• _OBIETTIVO DICHIARATO_: Trascrivi identico il tratto che va dall'inizio delle righe fino alla riga che contiene "staticText: DEC 28, 2018: [44, 558, 388, 570]", entrambe incluse.

(Record di una raccolta)
· · ·

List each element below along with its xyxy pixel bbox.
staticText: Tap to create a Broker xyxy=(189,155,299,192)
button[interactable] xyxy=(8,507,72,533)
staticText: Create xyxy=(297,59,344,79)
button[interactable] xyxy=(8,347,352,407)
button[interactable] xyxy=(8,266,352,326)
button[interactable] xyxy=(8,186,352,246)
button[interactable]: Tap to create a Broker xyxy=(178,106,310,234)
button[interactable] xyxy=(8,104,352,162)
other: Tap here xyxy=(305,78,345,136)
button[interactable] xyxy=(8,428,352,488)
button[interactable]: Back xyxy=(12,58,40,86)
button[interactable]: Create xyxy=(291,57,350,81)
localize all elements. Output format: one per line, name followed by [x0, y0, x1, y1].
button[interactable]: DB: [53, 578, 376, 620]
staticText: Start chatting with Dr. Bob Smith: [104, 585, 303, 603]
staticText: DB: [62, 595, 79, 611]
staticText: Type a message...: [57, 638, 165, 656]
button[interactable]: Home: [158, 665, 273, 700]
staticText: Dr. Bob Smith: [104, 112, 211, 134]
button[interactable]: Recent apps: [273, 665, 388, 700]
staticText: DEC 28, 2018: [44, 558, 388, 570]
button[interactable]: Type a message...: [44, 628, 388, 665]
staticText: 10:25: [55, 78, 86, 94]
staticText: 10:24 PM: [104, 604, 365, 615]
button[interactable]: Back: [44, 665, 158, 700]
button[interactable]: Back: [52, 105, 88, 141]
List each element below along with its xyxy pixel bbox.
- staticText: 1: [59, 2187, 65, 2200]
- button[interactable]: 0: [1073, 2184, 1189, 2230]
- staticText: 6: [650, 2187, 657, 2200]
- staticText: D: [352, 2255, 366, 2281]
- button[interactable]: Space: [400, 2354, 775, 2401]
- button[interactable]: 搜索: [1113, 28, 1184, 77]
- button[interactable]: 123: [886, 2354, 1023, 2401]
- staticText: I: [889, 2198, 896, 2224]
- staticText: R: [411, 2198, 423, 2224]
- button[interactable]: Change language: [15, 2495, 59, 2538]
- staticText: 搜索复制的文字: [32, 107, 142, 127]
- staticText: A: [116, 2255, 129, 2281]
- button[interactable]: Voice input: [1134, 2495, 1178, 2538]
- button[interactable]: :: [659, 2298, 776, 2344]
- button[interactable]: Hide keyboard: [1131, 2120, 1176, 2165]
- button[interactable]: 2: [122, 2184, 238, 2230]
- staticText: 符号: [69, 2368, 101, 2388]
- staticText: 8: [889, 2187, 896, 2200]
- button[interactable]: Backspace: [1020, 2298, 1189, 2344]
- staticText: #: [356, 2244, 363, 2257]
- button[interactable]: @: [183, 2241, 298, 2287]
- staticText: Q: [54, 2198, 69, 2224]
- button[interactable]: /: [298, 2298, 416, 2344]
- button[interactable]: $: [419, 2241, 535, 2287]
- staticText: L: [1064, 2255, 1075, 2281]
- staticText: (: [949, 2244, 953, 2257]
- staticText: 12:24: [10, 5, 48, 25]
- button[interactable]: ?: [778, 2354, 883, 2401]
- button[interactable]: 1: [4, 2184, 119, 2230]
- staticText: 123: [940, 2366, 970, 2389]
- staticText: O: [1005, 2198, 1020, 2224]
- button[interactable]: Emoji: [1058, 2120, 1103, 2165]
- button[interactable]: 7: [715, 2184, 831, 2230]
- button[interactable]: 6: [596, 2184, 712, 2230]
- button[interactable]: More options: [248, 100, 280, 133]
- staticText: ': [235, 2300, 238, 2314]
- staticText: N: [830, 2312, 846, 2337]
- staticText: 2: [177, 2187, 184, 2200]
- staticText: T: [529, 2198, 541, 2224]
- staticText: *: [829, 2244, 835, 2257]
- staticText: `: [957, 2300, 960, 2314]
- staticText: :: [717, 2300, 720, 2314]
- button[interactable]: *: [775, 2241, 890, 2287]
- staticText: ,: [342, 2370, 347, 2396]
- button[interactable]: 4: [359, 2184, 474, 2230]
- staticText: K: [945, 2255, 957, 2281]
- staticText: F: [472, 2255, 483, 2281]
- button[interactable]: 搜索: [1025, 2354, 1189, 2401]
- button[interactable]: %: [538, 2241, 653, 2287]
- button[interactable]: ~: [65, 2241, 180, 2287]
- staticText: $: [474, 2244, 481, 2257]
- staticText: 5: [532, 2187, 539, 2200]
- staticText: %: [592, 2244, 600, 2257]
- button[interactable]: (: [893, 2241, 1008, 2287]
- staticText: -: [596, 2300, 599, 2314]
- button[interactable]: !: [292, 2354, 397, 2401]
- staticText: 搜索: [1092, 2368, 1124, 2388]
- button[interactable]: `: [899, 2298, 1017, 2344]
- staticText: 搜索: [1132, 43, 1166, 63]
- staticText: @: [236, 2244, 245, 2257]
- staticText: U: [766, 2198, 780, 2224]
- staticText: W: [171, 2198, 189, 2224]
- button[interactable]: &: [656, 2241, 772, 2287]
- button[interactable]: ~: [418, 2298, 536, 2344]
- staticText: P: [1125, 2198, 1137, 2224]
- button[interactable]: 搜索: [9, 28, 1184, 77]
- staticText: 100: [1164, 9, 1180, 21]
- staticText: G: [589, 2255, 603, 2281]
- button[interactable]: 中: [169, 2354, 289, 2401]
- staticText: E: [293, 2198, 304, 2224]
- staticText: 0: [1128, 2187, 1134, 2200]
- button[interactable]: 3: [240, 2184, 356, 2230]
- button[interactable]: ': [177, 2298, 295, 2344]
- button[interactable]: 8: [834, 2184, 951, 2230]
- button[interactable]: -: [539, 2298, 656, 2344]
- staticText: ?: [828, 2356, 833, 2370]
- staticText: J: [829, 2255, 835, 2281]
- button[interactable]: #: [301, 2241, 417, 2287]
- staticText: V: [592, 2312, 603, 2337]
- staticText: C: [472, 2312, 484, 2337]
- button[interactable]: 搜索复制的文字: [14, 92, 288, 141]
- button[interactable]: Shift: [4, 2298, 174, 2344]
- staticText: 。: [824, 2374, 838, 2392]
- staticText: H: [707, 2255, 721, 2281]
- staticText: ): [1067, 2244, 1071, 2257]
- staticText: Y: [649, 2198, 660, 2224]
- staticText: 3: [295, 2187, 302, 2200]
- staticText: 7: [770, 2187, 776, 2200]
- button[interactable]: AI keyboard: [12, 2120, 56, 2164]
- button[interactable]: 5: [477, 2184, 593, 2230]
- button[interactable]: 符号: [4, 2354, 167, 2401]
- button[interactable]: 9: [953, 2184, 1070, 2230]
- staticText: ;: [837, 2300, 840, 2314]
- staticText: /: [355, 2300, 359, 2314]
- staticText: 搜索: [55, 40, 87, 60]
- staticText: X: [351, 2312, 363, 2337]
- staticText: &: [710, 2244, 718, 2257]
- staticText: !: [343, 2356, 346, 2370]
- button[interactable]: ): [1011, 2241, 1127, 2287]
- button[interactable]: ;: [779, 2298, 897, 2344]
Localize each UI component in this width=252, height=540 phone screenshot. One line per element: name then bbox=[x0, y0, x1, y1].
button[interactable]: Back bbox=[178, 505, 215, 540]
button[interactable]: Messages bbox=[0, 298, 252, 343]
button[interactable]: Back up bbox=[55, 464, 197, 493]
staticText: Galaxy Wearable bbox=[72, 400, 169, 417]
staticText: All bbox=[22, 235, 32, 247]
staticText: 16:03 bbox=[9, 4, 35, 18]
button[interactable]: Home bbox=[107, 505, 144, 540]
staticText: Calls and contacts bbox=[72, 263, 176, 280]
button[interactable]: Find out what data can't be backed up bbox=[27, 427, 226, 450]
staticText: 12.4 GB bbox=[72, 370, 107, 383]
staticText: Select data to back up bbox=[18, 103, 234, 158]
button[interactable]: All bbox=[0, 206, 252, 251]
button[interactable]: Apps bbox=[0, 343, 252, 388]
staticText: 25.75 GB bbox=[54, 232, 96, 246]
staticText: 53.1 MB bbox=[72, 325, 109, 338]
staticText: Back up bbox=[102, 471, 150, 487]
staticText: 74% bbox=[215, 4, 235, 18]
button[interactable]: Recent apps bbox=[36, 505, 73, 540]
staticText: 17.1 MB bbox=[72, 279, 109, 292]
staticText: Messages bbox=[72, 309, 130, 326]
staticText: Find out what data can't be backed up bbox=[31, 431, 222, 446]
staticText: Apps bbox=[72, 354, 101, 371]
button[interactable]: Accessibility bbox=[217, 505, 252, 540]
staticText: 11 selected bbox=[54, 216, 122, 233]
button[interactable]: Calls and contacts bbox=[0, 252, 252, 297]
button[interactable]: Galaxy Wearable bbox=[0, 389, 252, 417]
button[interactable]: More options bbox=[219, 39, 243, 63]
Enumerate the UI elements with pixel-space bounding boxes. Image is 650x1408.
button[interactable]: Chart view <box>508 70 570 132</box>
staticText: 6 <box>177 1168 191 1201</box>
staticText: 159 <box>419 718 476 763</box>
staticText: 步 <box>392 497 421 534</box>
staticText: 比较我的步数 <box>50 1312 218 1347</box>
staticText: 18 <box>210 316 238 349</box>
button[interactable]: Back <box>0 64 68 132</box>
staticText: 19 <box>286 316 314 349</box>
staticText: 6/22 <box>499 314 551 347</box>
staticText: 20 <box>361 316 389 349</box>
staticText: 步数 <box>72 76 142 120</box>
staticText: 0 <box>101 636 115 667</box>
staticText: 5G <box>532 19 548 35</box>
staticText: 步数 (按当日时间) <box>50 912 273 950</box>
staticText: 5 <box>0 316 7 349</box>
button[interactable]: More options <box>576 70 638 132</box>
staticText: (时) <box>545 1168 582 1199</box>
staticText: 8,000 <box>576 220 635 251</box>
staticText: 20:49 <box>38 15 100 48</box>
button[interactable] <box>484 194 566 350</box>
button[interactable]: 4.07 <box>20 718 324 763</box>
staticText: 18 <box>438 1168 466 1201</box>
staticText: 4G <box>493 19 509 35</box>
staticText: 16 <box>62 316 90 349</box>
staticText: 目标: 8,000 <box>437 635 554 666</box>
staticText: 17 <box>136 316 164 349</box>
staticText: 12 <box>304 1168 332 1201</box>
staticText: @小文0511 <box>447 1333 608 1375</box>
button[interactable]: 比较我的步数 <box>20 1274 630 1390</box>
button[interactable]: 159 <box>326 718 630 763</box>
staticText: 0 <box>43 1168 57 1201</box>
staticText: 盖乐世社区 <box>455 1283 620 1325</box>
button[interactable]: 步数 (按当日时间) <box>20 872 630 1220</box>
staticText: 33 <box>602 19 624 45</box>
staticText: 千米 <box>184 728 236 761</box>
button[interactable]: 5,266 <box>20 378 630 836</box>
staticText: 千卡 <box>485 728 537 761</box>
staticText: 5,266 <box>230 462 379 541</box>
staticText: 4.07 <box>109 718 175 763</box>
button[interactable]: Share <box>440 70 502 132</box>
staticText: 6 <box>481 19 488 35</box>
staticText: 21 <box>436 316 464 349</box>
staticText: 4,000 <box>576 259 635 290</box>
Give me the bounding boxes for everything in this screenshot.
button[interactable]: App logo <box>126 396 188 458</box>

· · ·

• _LA SOLUZIONE_:
List each element below along with its xyxy pixel bbox.
staticText: Tap to create a Broker xyxy=(189,155,299,192)
button[interactable] xyxy=(8,507,72,533)
staticText: Create xyxy=(297,59,344,79)
button[interactable] xyxy=(8,347,352,407)
button[interactable] xyxy=(8,266,352,326)
button[interactable] xyxy=(8,186,352,246)
button[interactable]: Tap to create a Broker xyxy=(178,106,310,234)
button[interactable] xyxy=(8,104,352,162)
other: Tap here xyxy=(305,78,345,136)
button[interactable] xyxy=(8,428,352,488)
button[interactable]: Back xyxy=(12,58,40,86)
button[interactable]: Create xyxy=(291,57,350,81)
localize all elements. Output format: one per line, name followed by [x0, y0, x1, y1].
button[interactable]: DB: [53, 578, 376, 620]
staticText: Start chatting with Dr. Bob Smith: [104, 585, 303, 603]
staticText: DB: [62, 595, 79, 611]
staticText: Type a message...: [57, 638, 165, 656]
button[interactable]: Home: [158, 665, 273, 700]
staticText: Dr. Bob Smith: [104, 112, 211, 134]
button[interactable]: Recent apps: [273, 665, 388, 700]
staticText: DEC 28, 2018: [44, 558, 388, 570]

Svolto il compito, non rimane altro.